What to produce: The entries below are to be written out again without alteration.

»»

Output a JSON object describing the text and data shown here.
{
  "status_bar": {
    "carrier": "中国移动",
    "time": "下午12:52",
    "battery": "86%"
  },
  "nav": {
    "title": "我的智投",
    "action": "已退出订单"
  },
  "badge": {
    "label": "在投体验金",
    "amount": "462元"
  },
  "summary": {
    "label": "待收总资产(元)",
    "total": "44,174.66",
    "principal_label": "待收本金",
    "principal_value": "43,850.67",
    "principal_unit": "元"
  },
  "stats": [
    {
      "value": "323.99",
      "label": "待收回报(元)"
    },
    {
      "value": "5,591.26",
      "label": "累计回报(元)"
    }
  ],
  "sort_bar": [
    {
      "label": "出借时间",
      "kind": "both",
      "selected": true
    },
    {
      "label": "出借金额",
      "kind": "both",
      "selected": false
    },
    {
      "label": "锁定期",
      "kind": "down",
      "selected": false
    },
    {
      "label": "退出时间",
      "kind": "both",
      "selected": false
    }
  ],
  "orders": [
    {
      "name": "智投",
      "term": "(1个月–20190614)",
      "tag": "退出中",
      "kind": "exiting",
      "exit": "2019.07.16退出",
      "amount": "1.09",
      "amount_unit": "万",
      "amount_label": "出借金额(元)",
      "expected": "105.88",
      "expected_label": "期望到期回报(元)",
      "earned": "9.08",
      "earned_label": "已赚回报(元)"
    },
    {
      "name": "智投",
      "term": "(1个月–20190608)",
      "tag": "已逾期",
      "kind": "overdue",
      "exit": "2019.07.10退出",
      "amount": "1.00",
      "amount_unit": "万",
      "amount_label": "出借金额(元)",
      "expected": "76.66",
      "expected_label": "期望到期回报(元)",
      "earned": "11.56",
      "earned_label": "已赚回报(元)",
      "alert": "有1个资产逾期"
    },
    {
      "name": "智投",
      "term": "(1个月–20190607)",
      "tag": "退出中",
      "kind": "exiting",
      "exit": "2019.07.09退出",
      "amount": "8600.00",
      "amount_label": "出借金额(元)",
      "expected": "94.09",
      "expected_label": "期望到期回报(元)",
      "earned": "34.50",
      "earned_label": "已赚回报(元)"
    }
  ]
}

««

Correct result:
Output a JSON object describing the text and data shown here.
{
  "status_bar": {
    "carrier": "中国移动",
    "time": "下午12:52",
    "battery": "86%"
  },
  "nav": {
    "title": "我的智投",
    "action": "已退出订单"
  },
  "badge": {
    "label": "在投体验金",
    "amount": "462元"
  },
  "summary": {
    "label": "待收总资产(元)",
    "total": "44,174.66",
    "principal_label": "待收本金",
    "principal_value": "43,850.67",
    "principal_unit": "元"
  },
  "stats": [
    {
      "value": "323.99",
      "label": "待收回报(元)"
    },
    {
      "value": "5,591.26",
      "label": "累计回报(元)"
    }
  ],
  "sort_bar": [
    {
      "label": "出借时间",
      "kind": "both",
      "selected": true
    },
    {
      "label": "出借金额",
      "kind": "both",
      "selected": false
    },
    {
      "label": "锁定期",
      "kind": "down",
      "selected": false
    },
    {
      "label": "退出时间",
      "kind": "both",
      "selected": false
    }
  ],
  "orders": [
    {
      "name": "智投",
      "term": "(1个月–20190614)",
      "tag": "退出中",
      "kind": "exiting",
      "exit": "2019.07.16退出",
      "amount": "1.09",
      "amount_unit": "万",
      "amount_label": "出借金额(元)",
      "expected": "105.88",
      "expected_label": "期望到期回报(元)",
      "earned": "9.08",
      "earned_label": "已赚回报(元)"
    },
    {
      "name": "智投",
      "term": "(1个月–20190608)",
      "tag": "已逾期",
      "kind": "overdue",
      "exit": "2019.07.10退出",
      "amount": "1.00",
      "amount_unit": "万",
      "amount_label": "出借金额(元)",
      "expected": "76.66",
      "expected_label": "期望到期回报(元)",
      "earned": "11.56",
      "earned_label": "已赚回报(元)",
      "alert": "有1个资产逾期"
    },
    {
      "name": "智投",
      "term": "(1个月–20190607)",
      "tag": "退出中",
      "kind": "exiting",
      "exit": "2019.07.09退出",
      "amount": "8600.00",
      "amount_label": "出借金额(元)",
      "expected": "94.09",
      "expected_label": "期望到期回报(元)",
      "earned": "34.50",
      "earned_label": "已赚回报(元)"
    }
  ]
}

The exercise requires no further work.